**Objective**
Every entry below must appear again, exactly as written.

**Data rows**
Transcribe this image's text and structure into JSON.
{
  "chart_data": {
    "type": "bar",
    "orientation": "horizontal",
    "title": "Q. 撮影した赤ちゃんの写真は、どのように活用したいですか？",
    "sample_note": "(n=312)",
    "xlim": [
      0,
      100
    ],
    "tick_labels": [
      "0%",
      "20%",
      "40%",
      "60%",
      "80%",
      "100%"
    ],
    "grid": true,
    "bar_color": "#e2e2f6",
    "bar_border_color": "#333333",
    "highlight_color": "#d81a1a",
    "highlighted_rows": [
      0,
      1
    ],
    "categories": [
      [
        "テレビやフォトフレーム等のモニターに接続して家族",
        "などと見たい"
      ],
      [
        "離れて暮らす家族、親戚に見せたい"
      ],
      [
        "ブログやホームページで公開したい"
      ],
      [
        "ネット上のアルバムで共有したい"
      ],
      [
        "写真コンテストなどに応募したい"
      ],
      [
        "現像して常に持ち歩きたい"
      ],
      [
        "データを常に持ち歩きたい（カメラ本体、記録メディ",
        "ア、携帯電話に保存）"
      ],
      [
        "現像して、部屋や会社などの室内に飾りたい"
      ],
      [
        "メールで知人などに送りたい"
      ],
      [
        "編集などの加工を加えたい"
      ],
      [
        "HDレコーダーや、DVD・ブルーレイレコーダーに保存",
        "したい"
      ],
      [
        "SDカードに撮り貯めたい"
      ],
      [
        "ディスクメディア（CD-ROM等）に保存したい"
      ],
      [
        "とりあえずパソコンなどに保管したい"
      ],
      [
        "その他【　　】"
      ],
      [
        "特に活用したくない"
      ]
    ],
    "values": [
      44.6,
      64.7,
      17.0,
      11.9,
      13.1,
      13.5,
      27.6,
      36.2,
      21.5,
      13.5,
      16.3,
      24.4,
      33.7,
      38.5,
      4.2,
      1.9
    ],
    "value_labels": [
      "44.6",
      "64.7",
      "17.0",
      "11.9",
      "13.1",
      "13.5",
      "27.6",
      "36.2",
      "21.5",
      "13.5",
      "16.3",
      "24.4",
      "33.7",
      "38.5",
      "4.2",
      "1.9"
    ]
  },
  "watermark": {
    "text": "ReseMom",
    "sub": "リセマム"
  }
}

**Task output**
Transcribe this image's text and structure into JSON.
{
  "chart_data": {
    "type": "bar",
    "orientation": "horizontal",
    "title": "Q. 撮影した赤ちゃんの写真は、どのように活用したいですか？",
    "sample_note": "(n=312)",
    "xlim": [
      0,
      100
    ],
    "tick_labels": [
      "0%",
      "20%",
      "40%",
      "60%",
      "80%",
      "100%"
    ],
    "grid": true,
    "bar_color": "#e2e2f6",
    "bar_border_color": "#333333",
    "highlight_color": "#d81a1a",
    "highlighted_rows": [
      0,
      1
    ],
    "categories": [
      [
        "テレビやフォトフレーム等のモニターに接続して家族",
        "などと見たい"
      ],
      [
        "離れて暮らす家族、親戚に見せたい"
      ],
      [
        "ブログやホームページで公開したい"
      ],
      [
        "ネット上のアルバムで共有したい"
      ],
      [
        "写真コンテストなどに応募したい"
      ],
      [
        "現像して常に持ち歩きたい"
      ],
      [
        "データを常に持ち歩きたい（カメラ本体、記録メディ",
        "ア、携帯電話に保存）"
      ],
      [
        "現像して、部屋や会社などの室内に飾りたい"
      ],
      [
        "メールで知人などに送りたい"
      ],
      [
        "編集などの加工を加えたい"
      ],
      [
        "HDレコーダーや、DVD・ブルーレイレコーダーに保存",
        "したい"
      ],
      [
        "SDカードに撮り貯めたい"
      ],
      [
        "ディスクメディア（CD-ROM等）に保存したい"
      ],
      [
        "とりあえずパソコンなどに保管したい"
      ],
      [
        "その他【　　】"
      ],
      [
        "特に活用したくない"
      ]
    ],
    "values": [
      44.6,
      64.7,
      17.0,
      11.9,
      13.1,
      13.5,
      27.6,
      36.2,
      21.5,
      13.5,
      16.3,
      24.4,
      33.7,
      38.5,
      4.2,
      1.9
    ],
    "value_labels": [
      "44.6",
      "64.7",
      "17.0",
      "11.9",
      "13.1",
      "13.5",
      "27.6",
      "36.2",
      "21.5",
      "13.5",
      "16.3",
      "24.4",
      "33.7",
      "38.5",
      "4.2",
      "1.9"
    ]
  },
  "watermark": {
    "text": "ReseMom",
    "sub": "リセマム"
  }
}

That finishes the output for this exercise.